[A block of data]

---

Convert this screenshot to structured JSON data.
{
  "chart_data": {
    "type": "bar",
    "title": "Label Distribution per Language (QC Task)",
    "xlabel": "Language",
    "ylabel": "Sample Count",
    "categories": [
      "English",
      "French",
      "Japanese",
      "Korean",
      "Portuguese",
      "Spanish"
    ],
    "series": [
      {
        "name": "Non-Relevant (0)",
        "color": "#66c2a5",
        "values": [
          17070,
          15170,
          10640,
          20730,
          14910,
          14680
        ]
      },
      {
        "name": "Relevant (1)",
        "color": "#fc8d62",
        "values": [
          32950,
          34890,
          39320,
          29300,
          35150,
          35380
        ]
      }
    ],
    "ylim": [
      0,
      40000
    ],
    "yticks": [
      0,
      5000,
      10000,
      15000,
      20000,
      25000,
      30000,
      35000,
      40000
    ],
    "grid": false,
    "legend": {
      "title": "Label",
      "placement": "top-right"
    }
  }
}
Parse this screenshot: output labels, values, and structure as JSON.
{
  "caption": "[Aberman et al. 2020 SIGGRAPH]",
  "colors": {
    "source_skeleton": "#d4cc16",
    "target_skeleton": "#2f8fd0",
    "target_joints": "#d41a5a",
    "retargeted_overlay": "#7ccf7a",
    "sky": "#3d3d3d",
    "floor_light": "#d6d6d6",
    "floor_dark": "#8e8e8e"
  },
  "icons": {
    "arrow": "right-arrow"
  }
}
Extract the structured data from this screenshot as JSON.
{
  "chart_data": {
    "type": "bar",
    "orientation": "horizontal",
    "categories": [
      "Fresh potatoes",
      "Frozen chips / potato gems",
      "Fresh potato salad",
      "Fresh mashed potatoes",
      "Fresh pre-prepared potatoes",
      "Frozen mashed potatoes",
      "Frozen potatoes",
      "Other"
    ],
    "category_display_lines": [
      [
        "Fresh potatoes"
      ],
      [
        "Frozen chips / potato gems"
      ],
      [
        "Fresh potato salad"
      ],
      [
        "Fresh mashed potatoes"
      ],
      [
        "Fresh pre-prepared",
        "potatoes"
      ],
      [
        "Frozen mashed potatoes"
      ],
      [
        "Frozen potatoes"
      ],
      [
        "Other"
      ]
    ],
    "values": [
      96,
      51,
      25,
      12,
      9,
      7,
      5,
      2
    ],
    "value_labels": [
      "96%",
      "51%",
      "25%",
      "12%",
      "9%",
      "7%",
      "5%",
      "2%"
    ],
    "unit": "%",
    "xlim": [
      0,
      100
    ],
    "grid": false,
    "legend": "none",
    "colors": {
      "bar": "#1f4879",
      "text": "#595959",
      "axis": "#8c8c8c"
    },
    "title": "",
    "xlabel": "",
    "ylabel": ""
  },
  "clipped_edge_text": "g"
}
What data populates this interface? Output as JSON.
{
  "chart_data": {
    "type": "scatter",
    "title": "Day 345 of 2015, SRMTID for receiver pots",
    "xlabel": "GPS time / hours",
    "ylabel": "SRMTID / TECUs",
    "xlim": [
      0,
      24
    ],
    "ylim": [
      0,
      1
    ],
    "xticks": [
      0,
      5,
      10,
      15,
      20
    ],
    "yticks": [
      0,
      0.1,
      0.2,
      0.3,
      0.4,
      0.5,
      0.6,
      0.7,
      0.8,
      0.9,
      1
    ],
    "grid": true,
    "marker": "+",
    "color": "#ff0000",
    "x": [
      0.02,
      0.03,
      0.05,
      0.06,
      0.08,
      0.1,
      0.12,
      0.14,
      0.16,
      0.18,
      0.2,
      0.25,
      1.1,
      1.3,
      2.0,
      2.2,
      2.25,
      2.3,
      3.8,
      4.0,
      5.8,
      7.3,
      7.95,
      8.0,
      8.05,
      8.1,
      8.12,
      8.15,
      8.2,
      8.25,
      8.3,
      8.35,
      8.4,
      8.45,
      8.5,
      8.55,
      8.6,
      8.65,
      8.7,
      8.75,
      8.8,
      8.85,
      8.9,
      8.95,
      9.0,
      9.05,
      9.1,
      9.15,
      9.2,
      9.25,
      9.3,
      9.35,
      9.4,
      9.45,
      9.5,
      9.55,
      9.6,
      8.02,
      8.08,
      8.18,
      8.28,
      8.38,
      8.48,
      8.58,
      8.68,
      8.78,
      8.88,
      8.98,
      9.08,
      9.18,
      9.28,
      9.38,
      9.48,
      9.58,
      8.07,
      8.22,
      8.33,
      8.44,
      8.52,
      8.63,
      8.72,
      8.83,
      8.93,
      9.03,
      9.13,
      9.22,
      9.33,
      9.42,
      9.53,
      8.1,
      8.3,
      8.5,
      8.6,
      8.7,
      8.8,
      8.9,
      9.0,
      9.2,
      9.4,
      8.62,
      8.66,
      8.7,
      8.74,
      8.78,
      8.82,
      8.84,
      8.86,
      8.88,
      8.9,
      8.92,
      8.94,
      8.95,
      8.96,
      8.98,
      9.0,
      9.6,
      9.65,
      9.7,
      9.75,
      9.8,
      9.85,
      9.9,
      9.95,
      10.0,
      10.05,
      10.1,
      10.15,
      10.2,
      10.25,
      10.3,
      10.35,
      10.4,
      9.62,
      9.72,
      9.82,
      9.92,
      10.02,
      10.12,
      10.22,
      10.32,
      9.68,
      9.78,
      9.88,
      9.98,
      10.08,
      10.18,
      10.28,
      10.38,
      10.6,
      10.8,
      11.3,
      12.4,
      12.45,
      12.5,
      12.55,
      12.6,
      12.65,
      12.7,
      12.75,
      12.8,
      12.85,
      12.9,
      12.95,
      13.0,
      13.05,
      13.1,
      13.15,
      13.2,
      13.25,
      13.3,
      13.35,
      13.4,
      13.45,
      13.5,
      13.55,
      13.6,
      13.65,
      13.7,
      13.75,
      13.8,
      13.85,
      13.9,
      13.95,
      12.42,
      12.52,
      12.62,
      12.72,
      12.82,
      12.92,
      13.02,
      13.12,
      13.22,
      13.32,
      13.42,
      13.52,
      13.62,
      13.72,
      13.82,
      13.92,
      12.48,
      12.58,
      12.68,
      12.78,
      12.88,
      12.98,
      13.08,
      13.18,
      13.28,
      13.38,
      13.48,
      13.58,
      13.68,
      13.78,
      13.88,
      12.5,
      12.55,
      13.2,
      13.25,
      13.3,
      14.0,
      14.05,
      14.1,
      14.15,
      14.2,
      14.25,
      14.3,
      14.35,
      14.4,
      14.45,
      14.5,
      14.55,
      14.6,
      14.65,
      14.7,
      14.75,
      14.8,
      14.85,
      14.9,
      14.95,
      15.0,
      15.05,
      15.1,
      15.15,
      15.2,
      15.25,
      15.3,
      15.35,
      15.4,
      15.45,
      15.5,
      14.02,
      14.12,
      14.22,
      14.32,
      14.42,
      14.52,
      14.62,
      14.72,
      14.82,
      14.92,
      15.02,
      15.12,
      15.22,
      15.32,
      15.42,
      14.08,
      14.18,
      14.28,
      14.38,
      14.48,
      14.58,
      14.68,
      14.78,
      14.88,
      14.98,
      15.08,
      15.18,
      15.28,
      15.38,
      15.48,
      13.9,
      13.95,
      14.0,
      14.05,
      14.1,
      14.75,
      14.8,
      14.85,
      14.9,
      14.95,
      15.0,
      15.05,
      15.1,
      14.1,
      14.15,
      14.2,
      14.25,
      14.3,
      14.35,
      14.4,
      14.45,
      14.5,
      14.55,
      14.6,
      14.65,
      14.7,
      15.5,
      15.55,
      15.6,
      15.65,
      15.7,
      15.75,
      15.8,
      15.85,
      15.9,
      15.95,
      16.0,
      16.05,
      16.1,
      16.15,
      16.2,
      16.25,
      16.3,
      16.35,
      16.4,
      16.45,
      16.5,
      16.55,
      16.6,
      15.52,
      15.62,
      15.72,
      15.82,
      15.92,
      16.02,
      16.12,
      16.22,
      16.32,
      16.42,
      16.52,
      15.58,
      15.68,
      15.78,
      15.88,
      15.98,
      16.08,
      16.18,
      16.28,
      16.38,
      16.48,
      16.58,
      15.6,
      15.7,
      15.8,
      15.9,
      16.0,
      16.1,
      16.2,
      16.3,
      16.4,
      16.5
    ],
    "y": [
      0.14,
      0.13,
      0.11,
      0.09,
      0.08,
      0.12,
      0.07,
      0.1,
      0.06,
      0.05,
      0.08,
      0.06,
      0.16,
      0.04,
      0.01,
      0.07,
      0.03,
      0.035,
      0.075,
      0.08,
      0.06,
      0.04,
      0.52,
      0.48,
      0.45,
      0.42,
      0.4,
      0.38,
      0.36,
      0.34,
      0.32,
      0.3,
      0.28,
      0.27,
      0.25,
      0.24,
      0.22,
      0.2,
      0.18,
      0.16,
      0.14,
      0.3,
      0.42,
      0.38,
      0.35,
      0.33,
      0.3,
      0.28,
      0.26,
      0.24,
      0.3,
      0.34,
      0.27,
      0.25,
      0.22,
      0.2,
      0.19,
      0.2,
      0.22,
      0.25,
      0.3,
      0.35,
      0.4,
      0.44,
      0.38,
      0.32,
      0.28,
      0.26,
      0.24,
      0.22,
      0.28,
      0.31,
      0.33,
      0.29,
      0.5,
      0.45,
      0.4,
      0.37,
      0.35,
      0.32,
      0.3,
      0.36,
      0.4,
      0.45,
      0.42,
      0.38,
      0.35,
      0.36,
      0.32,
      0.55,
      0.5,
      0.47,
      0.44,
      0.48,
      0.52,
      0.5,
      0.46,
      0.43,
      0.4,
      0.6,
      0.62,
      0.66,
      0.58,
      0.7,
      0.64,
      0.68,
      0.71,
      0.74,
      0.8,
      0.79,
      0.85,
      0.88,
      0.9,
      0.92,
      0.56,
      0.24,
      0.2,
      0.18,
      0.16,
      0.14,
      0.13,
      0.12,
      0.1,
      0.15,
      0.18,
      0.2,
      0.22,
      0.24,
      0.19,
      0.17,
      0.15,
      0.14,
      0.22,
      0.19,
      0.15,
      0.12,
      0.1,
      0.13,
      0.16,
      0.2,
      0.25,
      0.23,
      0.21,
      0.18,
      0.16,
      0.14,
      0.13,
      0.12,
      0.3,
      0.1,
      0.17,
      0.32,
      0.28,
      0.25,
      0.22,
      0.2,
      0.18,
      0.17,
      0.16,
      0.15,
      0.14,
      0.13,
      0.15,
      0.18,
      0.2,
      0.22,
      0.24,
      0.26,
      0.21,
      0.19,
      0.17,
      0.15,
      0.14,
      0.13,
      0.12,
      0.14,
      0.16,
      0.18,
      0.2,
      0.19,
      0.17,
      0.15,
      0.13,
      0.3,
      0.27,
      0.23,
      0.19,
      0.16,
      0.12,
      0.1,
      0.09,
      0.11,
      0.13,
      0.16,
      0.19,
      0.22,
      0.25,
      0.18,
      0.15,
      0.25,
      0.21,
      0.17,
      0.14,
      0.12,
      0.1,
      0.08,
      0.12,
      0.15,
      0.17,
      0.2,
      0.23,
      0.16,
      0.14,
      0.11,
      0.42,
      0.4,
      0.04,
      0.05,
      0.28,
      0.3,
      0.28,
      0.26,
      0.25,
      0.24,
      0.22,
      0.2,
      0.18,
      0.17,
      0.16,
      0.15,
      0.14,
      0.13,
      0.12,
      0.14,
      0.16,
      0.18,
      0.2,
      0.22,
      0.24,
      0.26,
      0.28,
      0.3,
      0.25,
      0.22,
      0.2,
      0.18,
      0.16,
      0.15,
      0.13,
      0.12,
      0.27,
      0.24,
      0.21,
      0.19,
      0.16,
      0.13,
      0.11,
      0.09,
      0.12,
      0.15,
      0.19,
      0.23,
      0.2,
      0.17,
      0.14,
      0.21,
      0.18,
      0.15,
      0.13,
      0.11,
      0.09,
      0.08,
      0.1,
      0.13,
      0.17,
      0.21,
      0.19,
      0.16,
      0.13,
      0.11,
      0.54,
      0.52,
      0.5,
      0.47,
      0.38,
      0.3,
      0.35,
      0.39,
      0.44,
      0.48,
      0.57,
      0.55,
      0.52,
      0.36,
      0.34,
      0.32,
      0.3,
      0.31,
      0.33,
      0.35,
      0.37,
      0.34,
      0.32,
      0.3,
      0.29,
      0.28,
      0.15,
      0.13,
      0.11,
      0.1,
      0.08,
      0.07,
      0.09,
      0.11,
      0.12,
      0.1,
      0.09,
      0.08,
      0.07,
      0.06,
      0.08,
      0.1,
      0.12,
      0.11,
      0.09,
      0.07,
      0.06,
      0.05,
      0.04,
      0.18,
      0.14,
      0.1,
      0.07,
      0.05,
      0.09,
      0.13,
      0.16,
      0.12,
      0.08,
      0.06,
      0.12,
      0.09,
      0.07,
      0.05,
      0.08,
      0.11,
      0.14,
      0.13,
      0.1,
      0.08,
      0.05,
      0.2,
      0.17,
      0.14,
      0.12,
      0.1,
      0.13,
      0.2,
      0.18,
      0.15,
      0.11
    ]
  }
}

---

### [WHAT THE EXERCISE ASKS]
From the data above, pick out each line containing "prepared" and copy it.

### [THE REPLY]
      "Fresh pre-prepared potatoes",
        "Fresh pre-prepared",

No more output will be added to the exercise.